* TO BE DONE:
Set down each line of the data below exactly as it stands, dropping the pictures.

* EXTRACTED MATERIAL:

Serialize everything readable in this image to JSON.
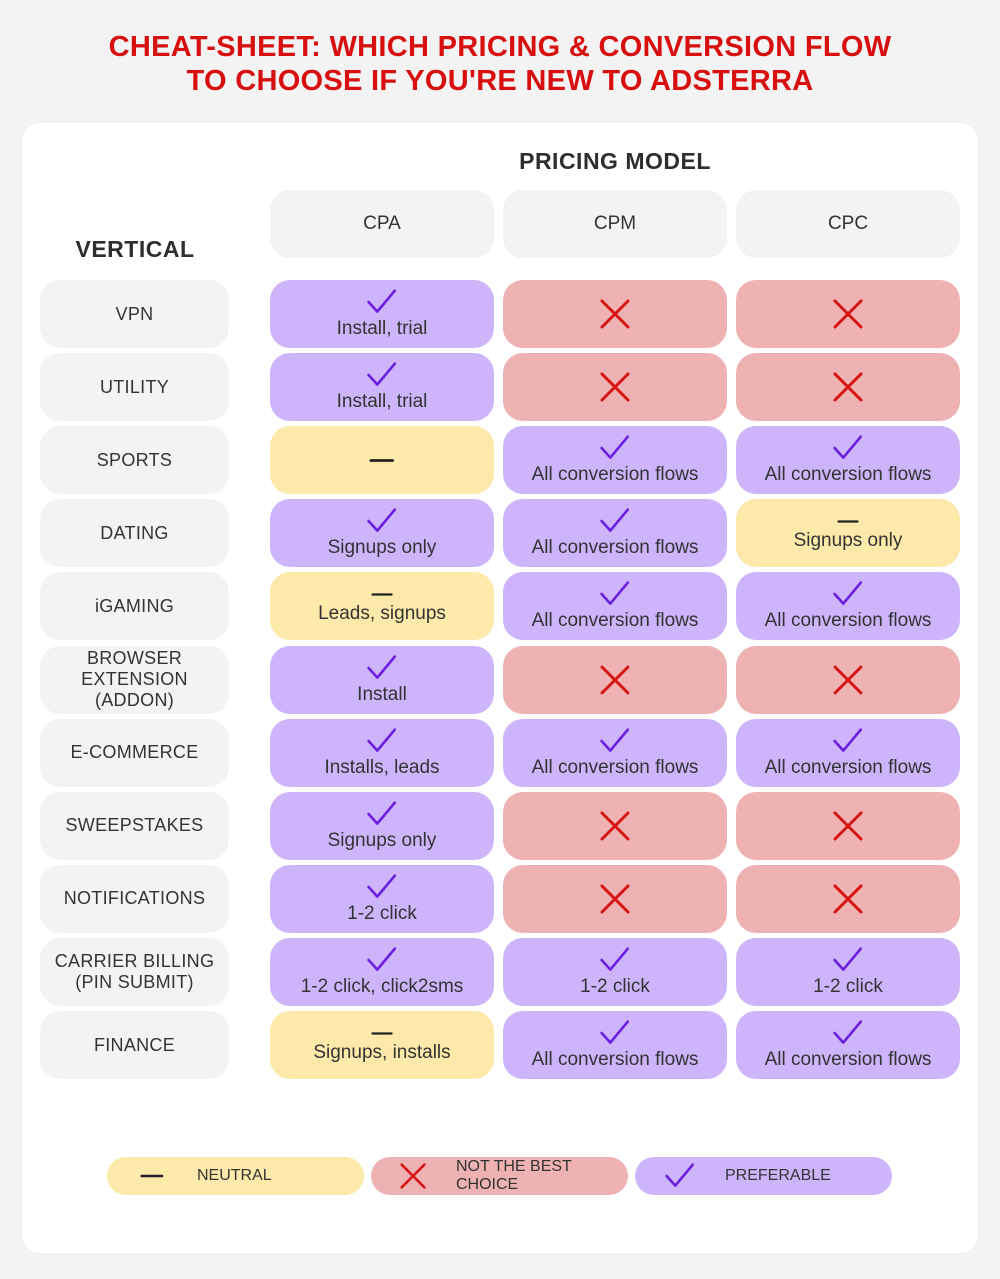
{
  "title": {
    "line1": "CHEAT-SHEET: WHICH PRICING & CONVERSION FLOW",
    "line2": "TO CHOOSE IF YOU'RE NEW TO ADSTERRA"
  },
  "header": {
    "pricing_model": "PRICING MODEL",
    "vertical": "VERTICAL",
    "columns": [
      "CPA",
      "CPM",
      "CPC"
    ]
  },
  "colors": {
    "title": "#d80f0f",
    "preferable": "#cdb4fb",
    "neutral": "#fde9a9",
    "not_best": "#efb2b3",
    "check": "#6a1fe0",
    "cross": "#d71414"
  },
  "rows": [
    {
      "label": "VPN",
      "cells": [
        {
          "status": "preferable",
          "text": "Install, trial"
        },
        {
          "status": "not_best",
          "text": ""
        },
        {
          "status": "not_best",
          "text": ""
        }
      ]
    },
    {
      "label": "UTILITY",
      "cells": [
        {
          "status": "preferable",
          "text": "Install, trial"
        },
        {
          "status": "not_best",
          "text": ""
        },
        {
          "status": "not_best",
          "text": ""
        }
      ]
    },
    {
      "label": "SPORTS",
      "cells": [
        {
          "status": "neutral",
          "text": ""
        },
        {
          "status": "preferable",
          "text": "All conversion flows"
        },
        {
          "status": "preferable",
          "text": "All conversion flows"
        }
      ]
    },
    {
      "label": "DATING",
      "cells": [
        {
          "status": "preferable",
          "text": "Signups only"
        },
        {
          "status": "preferable",
          "text": "All conversion flows"
        },
        {
          "status": "neutral",
          "text": "Signups only"
        }
      ]
    },
    {
      "label": "iGAMING",
      "cells": [
        {
          "status": "neutral",
          "text": "Leads, signups"
        },
        {
          "status": "preferable",
          "text": "All conversion flows"
        },
        {
          "status": "preferable",
          "text": "All conversion flows"
        }
      ]
    },
    {
      "label": "BROWSER EXTENSION (ADDON)",
      "cells": [
        {
          "status": "preferable",
          "text": "Install"
        },
        {
          "status": "not_best",
          "text": ""
        },
        {
          "status": "not_best",
          "text": ""
        }
      ]
    },
    {
      "label": "E-COMMERCE",
      "cells": [
        {
          "status": "preferable",
          "text": "Installs, leads"
        },
        {
          "status": "preferable",
          "text": "All conversion flows"
        },
        {
          "status": "preferable",
          "text": "All conversion flows"
        }
      ]
    },
    {
      "label": "SWEEPSTAKES",
      "cells": [
        {
          "status": "preferable",
          "text": "Signups only"
        },
        {
          "status": "not_best",
          "text": ""
        },
        {
          "status": "not_best",
          "text": ""
        }
      ]
    },
    {
      "label": "NOTIFICATIONS",
      "cells": [
        {
          "status": "preferable",
          "text": "1-2 click"
        },
        {
          "status": "not_best",
          "text": ""
        },
        {
          "status": "not_best",
          "text": ""
        }
      ]
    },
    {
      "label": "CARRIER BILLING (PIN SUBMIT)",
      "cells": [
        {
          "status": "preferable",
          "text": "1-2 click, click2sms"
        },
        {
          "status": "preferable",
          "text": "1-2 click"
        },
        {
          "status": "preferable",
          "text": "1-2 click"
        }
      ]
    },
    {
      "label": "FINANCE",
      "cells": [
        {
          "status": "neutral",
          "text": "Signups, installs"
        },
        {
          "status": "preferable",
          "text": "All conversion flows"
        },
        {
          "status": "preferable",
          "text": "All conversion flows"
        }
      ]
    }
  ],
  "legend": [
    {
      "status": "neutral",
      "label": "NEUTRAL",
      "icon": "dash-icon"
    },
    {
      "status": "not_best",
      "label": "NOT THE BEST CHOICE",
      "icon": "cross-icon"
    },
    {
      "status": "preferable",
      "label": "PREFERABLE",
      "icon": "check-icon"
    }
  ]
}
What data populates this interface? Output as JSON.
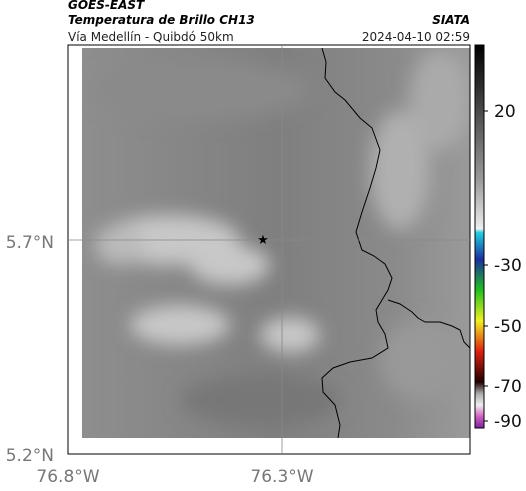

* IN RESPONSE:
Serialize everything readable in this image to JSON.
{
  "title": {
    "line1": "CHEAT-SHEET: WHICH PRICING & CONVERSION FLOW",
    "line2": "TO CHOOSE IF YOU'RE NEW TO ADSTERRA"
  },
  "header": {
    "pricing_model": "PRICING MODEL",
    "vertical": "VERTICAL",
    "columns": [
      "CPA",
      "CPM",
      "CPC"
    ]
  },
  "colors": {
    "title": "#d80f0f",
    "preferable": "#cdb4fb",
    "neutral": "#fde9a9",
    "not_best": "#efb2b3",
    "check": "#6a1fe0",
    "cross": "#d71414"
  },
  "rows": [
    {
      "label": "VPN",
      "cells": [
        {
          "status": "preferable",
          "text": "Install, trial"
        },
        {
          "status": "not_best",
          "text": ""
        },
        {
          "status": "not_best",
          "text": ""
        }
      ]
    },
    {
      "label": "UTILITY",
      "cells": [
        {
          "status": "preferable",
          "text": "Install, trial"
        },
        {
          "status": "not_best",
          "text": ""
        },
        {
          "status": "not_best",
          "text": ""
        }
      ]
    },
    {
      "label": "SPORTS",
      "cells": [
        {
          "status": "neutral",
          "text": ""
        },
        {
          "status": "preferable",
          "text": "All conversion flows"
        },
        {
          "status": "preferable",
          "text": "All conversion flows"
        }
      ]
    },
    {
      "label": "DATING",
      "cells": [
        {
          "status": "preferable",
          "text": "Signups only"
        },
        {
          "status": "preferable",
          "text": "All conversion flows"
        },
        {
          "status": "neutral",
          "text": "Signups only"
        }
      ]
    },
    {
      "label": "iGAMING",
      "cells": [
        {
          "status": "neutral",
          "text": "Leads, signups"
        },
        {
          "status": "preferable",
          "text": "All conversion flows"
        },
        {
          "status": "preferable",
          "text": "All conversion flows"
        }
      ]
    },
    {
      "label": "BROWSER EXTENSION (ADDON)",
      "cells": [
        {
          "status": "preferable",
          "text": "Install"
        },
        {
          "status": "not_best",
          "text": ""
        },
        {
          "status": "not_best",
          "text": ""
        }
      ]
    },
    {
      "label": "E-COMMERCE",
      "cells": [
        {
          "status": "preferable",
          "text": "Installs, leads"
        },
        {
          "status": "preferable",
          "text": "All conversion flows"
        },
        {
          "status": "preferable",
          "text": "All conversion flows"
        }
      ]
    },
    {
      "label": "SWEEPSTAKES",
      "cells": [
        {
          "status": "preferable",
          "text": "Signups only"
        },
        {
          "status": "not_best",
          "text": ""
        },
        {
          "status": "not_best",
          "text": ""
        }
      ]
    },
    {
      "label": "NOTIFICATIONS",
      "cells": [
        {
          "status": "preferable",
          "text": "1-2 click"
        },
        {
          "status": "not_best",
          "text": ""
        },
        {
          "status": "not_best",
          "text": ""
        }
      ]
    },
    {
      "label": "CARRIER BILLING (PIN SUBMIT)",
      "cells": [
        {
          "status": "preferable",
          "text": "1-2 click, click2sms"
        },
        {
          "status": "preferable",
          "text": "1-2 click"
        },
        {
          "status": "preferable",
          "text": "1-2 click"
        }
      ]
    },
    {
      "label": "FINANCE",
      "cells": [
        {
          "status": "neutral",
          "text": "Signups, installs"
        },
        {
          "status": "preferable",
          "text": "All conversion flows"
        },
        {
          "status": "preferable",
          "text": "All conversion flows"
        }
      ]
    }
  ],
  "legend": [
    {
      "status": "neutral",
      "label": "NEUTRAL",
      "icon": "dash-icon"
    },
    {
      "status": "not_best",
      "label": "NOT THE BEST CHOICE",
      "icon": "cross-icon"
    },
    {
      "status": "preferable",
      "label": "PREFERABLE",
      "icon": "check-icon"
    }
  ]
}
What data populates this interface? Output as JSON.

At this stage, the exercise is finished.